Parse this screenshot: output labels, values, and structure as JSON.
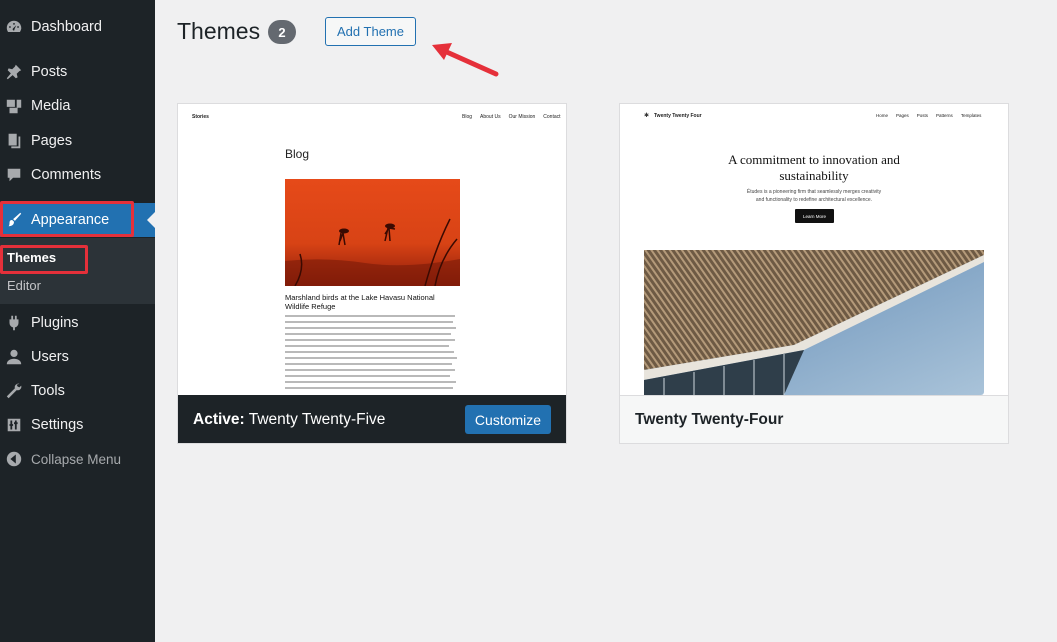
{
  "sidebar": {
    "items": [
      {
        "label": "Dashboard",
        "icon": "dashboard-icon"
      },
      {
        "label": "Posts",
        "icon": "pin-icon"
      },
      {
        "label": "Media",
        "icon": "media-icon"
      },
      {
        "label": "Pages",
        "icon": "pages-icon"
      },
      {
        "label": "Comments",
        "icon": "comment-icon"
      },
      {
        "label": "Appearance",
        "icon": "paintbrush-icon"
      },
      {
        "label": "Plugins",
        "icon": "plugin-icon"
      },
      {
        "label": "Users",
        "icon": "user-icon"
      },
      {
        "label": "Tools",
        "icon": "wrench-icon"
      },
      {
        "label": "Settings",
        "icon": "settings-icon"
      },
      {
        "label": "Collapse Menu",
        "icon": "collapse-icon"
      }
    ],
    "submenu": [
      {
        "label": "Themes"
      },
      {
        "label": "Editor"
      }
    ]
  },
  "header": {
    "title": "Themes",
    "count": "2",
    "add_label": "Add Theme"
  },
  "themes": [
    {
      "active_prefix": "Active:",
      "name": "Twenty Twenty-Five",
      "action_label": "Customize",
      "preview": {
        "site_title": "Stories",
        "nav": [
          "Blog",
          "About Us",
          "Our Mission",
          "Contact"
        ],
        "heading": "Blog",
        "post_title": "Marshland birds at the Lake Havasu National Wildlife Refuge"
      }
    },
    {
      "name": "Twenty Twenty-Four",
      "preview": {
        "site_title": "Twenty Twenty Four",
        "nav": [
          "Home",
          "Pages",
          "Posts",
          "Patterns",
          "Templates"
        ],
        "headline": "A commitment to innovation and sustainability",
        "subline": "Études is a pioneering firm that seamlessly merges creativity and functionality to redefine architectural excellence.",
        "button": "Learn More"
      }
    }
  ],
  "colors": {
    "sidebar_bg": "#1d2327",
    "accent": "#2271b1",
    "highlight": "#e5303a"
  }
}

════════

▶ [Short problem] Show the lines from the data above that contain the string "icon".

▶ [Task output]
        "icon": "dashboard-icon"
        "icon": "pin-icon"
        "icon": "media-icon"
        "icon": "pages-icon"
        "icon": "comment-icon"
        "icon": "paintbrush-icon"
        "icon": "plugin-icon"
        "icon": "user-icon"
        "icon": "wrench-icon"
        "icon": "settings-icon"
        "icon": "collapse-icon"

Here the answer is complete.